What you should do | Skip every picture and transcribe the remaining material exactly.

[Excerpt from a dataset]
------------

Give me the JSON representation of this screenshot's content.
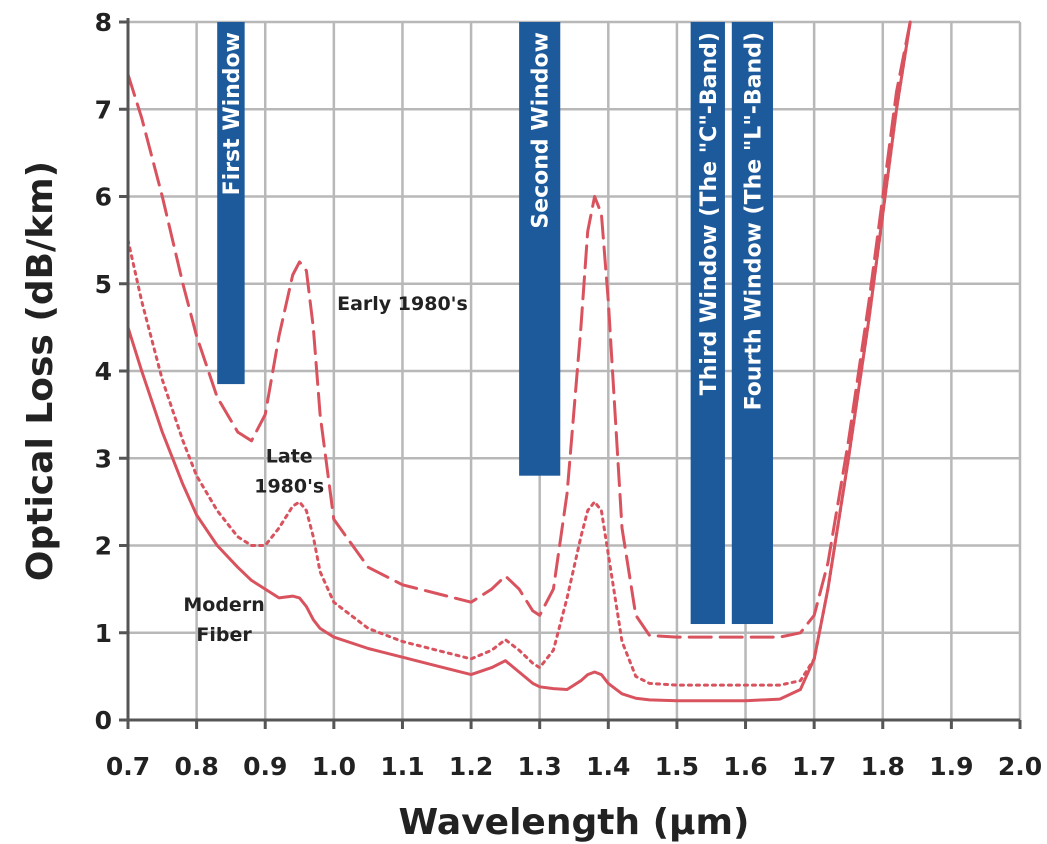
{
  "chart_data": {
    "type": "line",
    "xlabel": "Wavelength (μm)",
    "ylabel": "Optical Loss (dB/km)",
    "xlim": [
      0.7,
      2.0
    ],
    "ylim": [
      0,
      8
    ],
    "x_ticks": [
      "0.7",
      "0.8",
      "0.9",
      "1.0",
      "1.1",
      "1.2",
      "1.3",
      "1.4",
      "1.5",
      "1.6",
      "1.7",
      "1.8",
      "1.9",
      "2.0"
    ],
    "y_ticks": [
      "0",
      "1",
      "2",
      "3",
      "4",
      "5",
      "6",
      "7",
      "8"
    ],
    "grid": true,
    "windows": [
      {
        "label": "First Window",
        "x_range": [
          0.83,
          0.87
        ],
        "y_range": [
          3.85,
          8.0
        ]
      },
      {
        "label": "Second Window",
        "x_range": [
          1.27,
          1.33
        ],
        "y_range": [
          2.8,
          8.0
        ]
      },
      {
        "label": "Third Window (The \"C\"-Band)",
        "x_range": [
          1.52,
          1.57
        ],
        "y_range": [
          1.1,
          8.0
        ]
      },
      {
        "label": "Fourth Window (The \"L\"-Band)",
        "x_range": [
          1.58,
          1.64
        ],
        "y_range": [
          1.1,
          8.0
        ]
      }
    ],
    "series": [
      {
        "style": "dashed",
        "x": [
          0.7,
          0.72,
          0.75,
          0.78,
          0.8,
          0.83,
          0.86,
          0.88,
          0.9,
          0.92,
          0.94,
          0.95,
          0.96,
          0.97,
          0.98,
          1.0,
          1.05,
          1.1,
          1.15,
          1.2,
          1.23,
          1.25,
          1.27,
          1.29,
          1.3,
          1.32,
          1.34,
          1.36,
          1.37,
          1.38,
          1.39,
          1.4,
          1.42,
          1.44,
          1.46,
          1.5,
          1.55,
          1.6,
          1.65,
          1.68,
          1.7,
          1.72,
          1.75,
          1.78,
          1.8,
          1.82,
          1.84
        ],
        "y": [
          7.4,
          6.9,
          6.0,
          5.0,
          4.4,
          3.7,
          3.3,
          3.2,
          3.5,
          4.4,
          5.1,
          5.25,
          5.15,
          4.5,
          3.5,
          2.3,
          1.75,
          1.55,
          1.45,
          1.35,
          1.5,
          1.65,
          1.5,
          1.25,
          1.2,
          1.5,
          2.6,
          4.5,
          5.6,
          6.0,
          5.8,
          4.8,
          2.2,
          1.2,
          0.97,
          0.95,
          0.95,
          0.95,
          0.95,
          1.0,
          1.2,
          1.8,
          3.2,
          4.8,
          6.0,
          7.2,
          8.0
        ]
      },
      {
        "style": "dotted",
        "x": [
          0.7,
          0.72,
          0.75,
          0.78,
          0.8,
          0.83,
          0.86,
          0.88,
          0.9,
          0.92,
          0.94,
          0.95,
          0.96,
          0.97,
          0.98,
          1.0,
          1.05,
          1.1,
          1.15,
          1.2,
          1.23,
          1.25,
          1.27,
          1.29,
          1.3,
          1.32,
          1.34,
          1.36,
          1.37,
          1.38,
          1.39,
          1.4,
          1.42,
          1.44,
          1.46,
          1.5,
          1.55,
          1.6,
          1.65,
          1.68,
          1.7,
          1.72,
          1.75,
          1.78,
          1.8,
          1.82,
          1.84
        ],
        "y": [
          5.5,
          4.8,
          3.9,
          3.2,
          2.8,
          2.4,
          2.1,
          2.0,
          2.0,
          2.2,
          2.45,
          2.5,
          2.4,
          2.1,
          1.7,
          1.35,
          1.05,
          0.9,
          0.8,
          0.7,
          0.8,
          0.92,
          0.8,
          0.65,
          0.6,
          0.8,
          1.4,
          2.1,
          2.4,
          2.5,
          2.4,
          1.9,
          0.9,
          0.5,
          0.42,
          0.4,
          0.4,
          0.4,
          0.4,
          0.45,
          0.7,
          1.5,
          3.0,
          4.6,
          5.8,
          7.0,
          8.0
        ]
      },
      {
        "style": "solid",
        "x": [
          0.7,
          0.72,
          0.75,
          0.78,
          0.8,
          0.83,
          0.86,
          0.88,
          0.9,
          0.92,
          0.94,
          0.95,
          0.96,
          0.97,
          0.98,
          1.0,
          1.05,
          1.1,
          1.15,
          1.2,
          1.23,
          1.25,
          1.27,
          1.29,
          1.3,
          1.32,
          1.34,
          1.36,
          1.37,
          1.38,
          1.39,
          1.4,
          1.42,
          1.44,
          1.46,
          1.5,
          1.55,
          1.6,
          1.65,
          1.68,
          1.7,
          1.72,
          1.75,
          1.78,
          1.8,
          1.82,
          1.84
        ],
        "y": [
          4.5,
          4.0,
          3.3,
          2.7,
          2.35,
          2.0,
          1.75,
          1.6,
          1.5,
          1.4,
          1.42,
          1.4,
          1.3,
          1.15,
          1.05,
          0.95,
          0.82,
          0.72,
          0.62,
          0.52,
          0.6,
          0.68,
          0.55,
          0.42,
          0.38,
          0.36,
          0.35,
          0.45,
          0.52,
          0.55,
          0.52,
          0.42,
          0.3,
          0.25,
          0.23,
          0.22,
          0.22,
          0.22,
          0.24,
          0.35,
          0.7,
          1.5,
          3.0,
          4.6,
          5.8,
          7.0,
          8.0
        ]
      }
    ],
    "annotations": [
      {
        "lines": [
          "Early 1980's"
        ],
        "x": 1.1,
        "y": 4.7
      },
      {
        "lines": [
          "Late",
          "1980's"
        ],
        "x": 0.935,
        "y": 2.95
      },
      {
        "lines": [
          "Modern",
          "Fiber"
        ],
        "x": 0.84,
        "y": 1.25
      }
    ],
    "colors": {
      "curve": "#d9535f",
      "band": "#1d5a9c",
      "grid": "#b8b8b8",
      "axis": "#555555"
    }
  }
}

------------

Exercise response |
Give me the JSON representation of this screenshot's content.
{
  "chart_data": {
    "type": "line",
    "xlabel": "Wavelength (μm)",
    "ylabel": "Optical Loss (dB/km)",
    "xlim": [
      0.7,
      2.0
    ],
    "ylim": [
      0,
      8
    ],
    "x_ticks": [
      "0.7",
      "0.8",
      "0.9",
      "1.0",
      "1.1",
      "1.2",
      "1.3",
      "1.4",
      "1.5",
      "1.6",
      "1.7",
      "1.8",
      "1.9",
      "2.0"
    ],
    "y_ticks": [
      "0",
      "1",
      "2",
      "3",
      "4",
      "5",
      "6",
      "7",
      "8"
    ],
    "grid": true,
    "windows": [
      {
        "label": "First Window",
        "x_range": [
          0.83,
          0.87
        ],
        "y_range": [
          3.85,
          8.0
        ]
      },
      {
        "label": "Second Window",
        "x_range": [
          1.27,
          1.33
        ],
        "y_range": [
          2.8,
          8.0
        ]
      },
      {
        "label": "Third Window (The \"C\"-Band)",
        "x_range": [
          1.52,
          1.57
        ],
        "y_range": [
          1.1,
          8.0
        ]
      },
      {
        "label": "Fourth Window (The \"L\"-Band)",
        "x_range": [
          1.58,
          1.64
        ],
        "y_range": [
          1.1,
          8.0
        ]
      }
    ],
    "series": [
      {
        "style": "dashed",
        "x": [
          0.7,
          0.72,
          0.75,
          0.78,
          0.8,
          0.83,
          0.86,
          0.88,
          0.9,
          0.92,
          0.94,
          0.95,
          0.96,
          0.97,
          0.98,
          1.0,
          1.05,
          1.1,
          1.15,
          1.2,
          1.23,
          1.25,
          1.27,
          1.29,
          1.3,
          1.32,
          1.34,
          1.36,
          1.37,
          1.38,
          1.39,
          1.4,
          1.42,
          1.44,
          1.46,
          1.5,
          1.55,
          1.6,
          1.65,
          1.68,
          1.7,
          1.72,
          1.75,
          1.78,
          1.8,
          1.82,
          1.84
        ],
        "y": [
          7.4,
          6.9,
          6.0,
          5.0,
          4.4,
          3.7,
          3.3,
          3.2,
          3.5,
          4.4,
          5.1,
          5.25,
          5.15,
          4.5,
          3.5,
          2.3,
          1.75,
          1.55,
          1.45,
          1.35,
          1.5,
          1.65,
          1.5,
          1.25,
          1.2,
          1.5,
          2.6,
          4.5,
          5.6,
          6.0,
          5.8,
          4.8,
          2.2,
          1.2,
          0.97,
          0.95,
          0.95,
          0.95,
          0.95,
          1.0,
          1.2,
          1.8,
          3.2,
          4.8,
          6.0,
          7.2,
          8.0
        ]
      },
      {
        "style": "dotted",
        "x": [
          0.7,
          0.72,
          0.75,
          0.78,
          0.8,
          0.83,
          0.86,
          0.88,
          0.9,
          0.92,
          0.94,
          0.95,
          0.96,
          0.97,
          0.98,
          1.0,
          1.05,
          1.1,
          1.15,
          1.2,
          1.23,
          1.25,
          1.27,
          1.29,
          1.3,
          1.32,
          1.34,
          1.36,
          1.37,
          1.38,
          1.39,
          1.4,
          1.42,
          1.44,
          1.46,
          1.5,
          1.55,
          1.6,
          1.65,
          1.68,
          1.7,
          1.72,
          1.75,
          1.78,
          1.8,
          1.82,
          1.84
        ],
        "y": [
          5.5,
          4.8,
          3.9,
          3.2,
          2.8,
          2.4,
          2.1,
          2.0,
          2.0,
          2.2,
          2.45,
          2.5,
          2.4,
          2.1,
          1.7,
          1.35,
          1.05,
          0.9,
          0.8,
          0.7,
          0.8,
          0.92,
          0.8,
          0.65,
          0.6,
          0.8,
          1.4,
          2.1,
          2.4,
          2.5,
          2.4,
          1.9,
          0.9,
          0.5,
          0.42,
          0.4,
          0.4,
          0.4,
          0.4,
          0.45,
          0.7,
          1.5,
          3.0,
          4.6,
          5.8,
          7.0,
          8.0
        ]
      },
      {
        "style": "solid",
        "x": [
          0.7,
          0.72,
          0.75,
          0.78,
          0.8,
          0.83,
          0.86,
          0.88,
          0.9,
          0.92,
          0.94,
          0.95,
          0.96,
          0.97,
          0.98,
          1.0,
          1.05,
          1.1,
          1.15,
          1.2,
          1.23,
          1.25,
          1.27,
          1.29,
          1.3,
          1.32,
          1.34,
          1.36,
          1.37,
          1.38,
          1.39,
          1.4,
          1.42,
          1.44,
          1.46,
          1.5,
          1.55,
          1.6,
          1.65,
          1.68,
          1.7,
          1.72,
          1.75,
          1.78,
          1.8,
          1.82,
          1.84
        ],
        "y": [
          4.5,
          4.0,
          3.3,
          2.7,
          2.35,
          2.0,
          1.75,
          1.6,
          1.5,
          1.4,
          1.42,
          1.4,
          1.3,
          1.15,
          1.05,
          0.95,
          0.82,
          0.72,
          0.62,
          0.52,
          0.6,
          0.68,
          0.55,
          0.42,
          0.38,
          0.36,
          0.35,
          0.45,
          0.52,
          0.55,
          0.52,
          0.42,
          0.3,
          0.25,
          0.23,
          0.22,
          0.22,
          0.22,
          0.24,
          0.35,
          0.7,
          1.5,
          3.0,
          4.6,
          5.8,
          7.0,
          8.0
        ]
      }
    ],
    "annotations": [
      {
        "lines": [
          "Early 1980's"
        ],
        "x": 1.1,
        "y": 4.7
      },
      {
        "lines": [
          "Late",
          "1980's"
        ],
        "x": 0.935,
        "y": 2.95
      },
      {
        "lines": [
          "Modern",
          "Fiber"
        ],
        "x": 0.84,
        "y": 1.25
      }
    ],
    "colors": {
      "curve": "#d9535f",
      "band": "#1d5a9c",
      "grid": "#b8b8b8",
      "axis": "#555555"
    }
  }
}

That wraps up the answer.